[Problem 1] According to the worked solution, what is the full height at which the fall began?

[Text excerpt]

--- begin ---

Answer
$H=292.75\mbox{m}$
Work Step by Step
Height, at which parachute is opened, is given by equation
$$H_{dec}=v_{max}t_{dec}-\frac{1}{2}a_{dec}t_{dec}^2=\sqrt{2gH_{freely}}\times\frac{\sqrt{2gH_{freely}}-v_{final}}{a_{decel}}-\frac{1}{2}a_{decel}\times\bigg(\frac{\sqrt{2gH_{freely}}-v_{final}}{a_{decel}}\bigg)^2=\sqrt{2\times9.8\frac{\mbox{m}}{\mbox{s}^2}\times50\mbox{m}}\times\frac{\sqrt{2\times9.8\frac{\mbox{m}}{\mbox{s}^2}\times50\mbox{m}}-3\frac{\mbox{m}}{\mbox{s}}}{2\frac{\mbox{m}}{\mbox{s}^2}}-\frac{1}{2}\times2\frac{\mbox{m}}{{s}^2}\times\bigg(\frac{\sqrt{2\times9.8\frac{\mbox{m}}{\mbox{s}^2}\times50\mbox{m}}-3\frac{\mbox{m}}{\mbox{s}}}{2\frac{\mbox{m}}{\mbox{s}^2}}\bigg)^2=242.75\mbox{m}$$
We can derive the full height keeping in mind that the height, at which the fall began, consists of deceleration phase $H_{dec}$ and free falling phase $H_{freely}$
$$H=H_{dec}+H_{freely}=242.75\mbox{m}+50\mbox{m}=292.75\mbox{m}$$

--- end ---

[Problem 2] Copy the rows, beginning with the line that contains "bookmark-item[interactable] (100, 30, 152, 42)" and continuing through the line that contains "show-more-button[interactable]: Ще 10".

[Material to process]
--- begin ---

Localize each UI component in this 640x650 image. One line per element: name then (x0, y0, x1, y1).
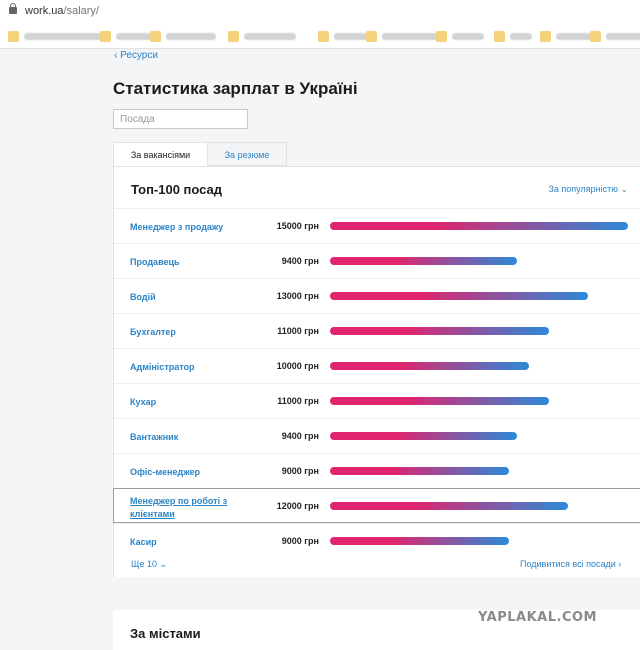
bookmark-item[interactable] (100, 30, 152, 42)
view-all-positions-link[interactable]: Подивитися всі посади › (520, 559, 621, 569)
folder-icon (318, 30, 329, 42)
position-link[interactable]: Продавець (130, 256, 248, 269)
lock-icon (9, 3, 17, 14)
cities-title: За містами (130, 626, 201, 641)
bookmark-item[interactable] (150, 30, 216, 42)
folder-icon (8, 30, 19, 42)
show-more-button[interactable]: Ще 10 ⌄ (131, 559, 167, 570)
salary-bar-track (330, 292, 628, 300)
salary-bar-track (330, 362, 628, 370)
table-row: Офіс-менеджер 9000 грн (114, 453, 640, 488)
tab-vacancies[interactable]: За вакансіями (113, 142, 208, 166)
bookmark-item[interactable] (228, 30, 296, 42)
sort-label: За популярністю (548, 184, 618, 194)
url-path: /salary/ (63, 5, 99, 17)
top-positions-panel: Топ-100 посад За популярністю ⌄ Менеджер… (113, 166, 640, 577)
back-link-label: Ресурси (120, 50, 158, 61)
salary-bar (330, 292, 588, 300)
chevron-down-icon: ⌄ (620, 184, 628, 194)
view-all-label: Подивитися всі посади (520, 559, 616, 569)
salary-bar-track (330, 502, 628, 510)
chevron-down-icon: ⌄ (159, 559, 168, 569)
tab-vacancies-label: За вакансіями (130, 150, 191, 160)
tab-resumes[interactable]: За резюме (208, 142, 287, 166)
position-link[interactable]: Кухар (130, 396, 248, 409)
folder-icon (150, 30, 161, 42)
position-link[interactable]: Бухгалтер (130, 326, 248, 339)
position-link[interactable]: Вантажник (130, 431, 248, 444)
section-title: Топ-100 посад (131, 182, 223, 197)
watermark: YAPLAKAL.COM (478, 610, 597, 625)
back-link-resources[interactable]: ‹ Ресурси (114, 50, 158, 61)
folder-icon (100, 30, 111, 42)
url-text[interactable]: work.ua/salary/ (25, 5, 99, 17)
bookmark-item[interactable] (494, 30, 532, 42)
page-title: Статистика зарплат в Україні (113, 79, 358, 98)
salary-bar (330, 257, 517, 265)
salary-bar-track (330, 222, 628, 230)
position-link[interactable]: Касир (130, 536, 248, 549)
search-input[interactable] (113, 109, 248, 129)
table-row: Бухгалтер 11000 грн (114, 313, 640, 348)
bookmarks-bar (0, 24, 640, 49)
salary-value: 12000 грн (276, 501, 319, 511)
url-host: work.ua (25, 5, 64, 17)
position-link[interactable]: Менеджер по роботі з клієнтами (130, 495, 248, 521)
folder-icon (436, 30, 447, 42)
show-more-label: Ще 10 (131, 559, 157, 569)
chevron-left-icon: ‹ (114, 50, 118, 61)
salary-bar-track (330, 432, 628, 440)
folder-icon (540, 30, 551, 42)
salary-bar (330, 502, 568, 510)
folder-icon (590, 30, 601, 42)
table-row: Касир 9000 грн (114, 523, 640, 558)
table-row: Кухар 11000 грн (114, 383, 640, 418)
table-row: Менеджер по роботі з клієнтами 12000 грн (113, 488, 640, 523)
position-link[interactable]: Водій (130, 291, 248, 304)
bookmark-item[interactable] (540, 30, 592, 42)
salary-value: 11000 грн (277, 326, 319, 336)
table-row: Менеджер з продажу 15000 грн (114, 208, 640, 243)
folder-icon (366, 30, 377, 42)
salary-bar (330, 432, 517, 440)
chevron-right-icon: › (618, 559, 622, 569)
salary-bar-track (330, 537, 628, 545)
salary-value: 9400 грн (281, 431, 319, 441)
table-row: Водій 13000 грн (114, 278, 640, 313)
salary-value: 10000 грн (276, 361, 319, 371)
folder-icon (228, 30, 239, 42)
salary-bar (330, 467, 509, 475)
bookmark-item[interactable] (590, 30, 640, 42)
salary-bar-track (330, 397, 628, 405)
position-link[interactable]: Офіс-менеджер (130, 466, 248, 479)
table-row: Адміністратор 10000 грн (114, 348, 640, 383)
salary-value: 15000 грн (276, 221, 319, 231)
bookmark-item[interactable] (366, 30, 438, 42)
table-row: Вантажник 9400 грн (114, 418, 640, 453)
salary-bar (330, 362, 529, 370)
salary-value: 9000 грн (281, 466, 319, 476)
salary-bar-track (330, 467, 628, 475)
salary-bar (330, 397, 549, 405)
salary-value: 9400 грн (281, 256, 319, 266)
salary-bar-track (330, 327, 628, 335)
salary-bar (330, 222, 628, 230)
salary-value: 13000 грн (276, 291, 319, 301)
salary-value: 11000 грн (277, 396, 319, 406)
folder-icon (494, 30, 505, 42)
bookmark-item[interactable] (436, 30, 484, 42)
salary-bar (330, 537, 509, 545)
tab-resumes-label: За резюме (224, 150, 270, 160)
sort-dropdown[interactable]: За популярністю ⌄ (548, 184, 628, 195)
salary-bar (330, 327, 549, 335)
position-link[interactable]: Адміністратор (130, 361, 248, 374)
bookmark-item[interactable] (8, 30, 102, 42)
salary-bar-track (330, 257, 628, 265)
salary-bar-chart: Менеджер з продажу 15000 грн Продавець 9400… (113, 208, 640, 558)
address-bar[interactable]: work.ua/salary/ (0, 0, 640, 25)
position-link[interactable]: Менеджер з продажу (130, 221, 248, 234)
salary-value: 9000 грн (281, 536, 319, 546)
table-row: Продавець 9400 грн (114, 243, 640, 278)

--- end ---

[Result 1] 292.75 m

[Result 2]
bookmark-item[interactable] (100, 30, 152, 42)
view-all-positions-link[interactable]: Подивитися всі посади › (520, 559, 621, 569)
folder-icon (318, 30, 329, 42)
position-link[interactable]: Продавець (130, 256, 248, 269)
lock-icon (9, 3, 17, 14)
cities-title: За містами (130, 626, 201, 641)
bookmark-item[interactable] (150, 30, 216, 42)
folder-icon (8, 30, 19, 42)
show-more-button[interactable]: Ще 10 ⌄ (131, 559, 167, 570)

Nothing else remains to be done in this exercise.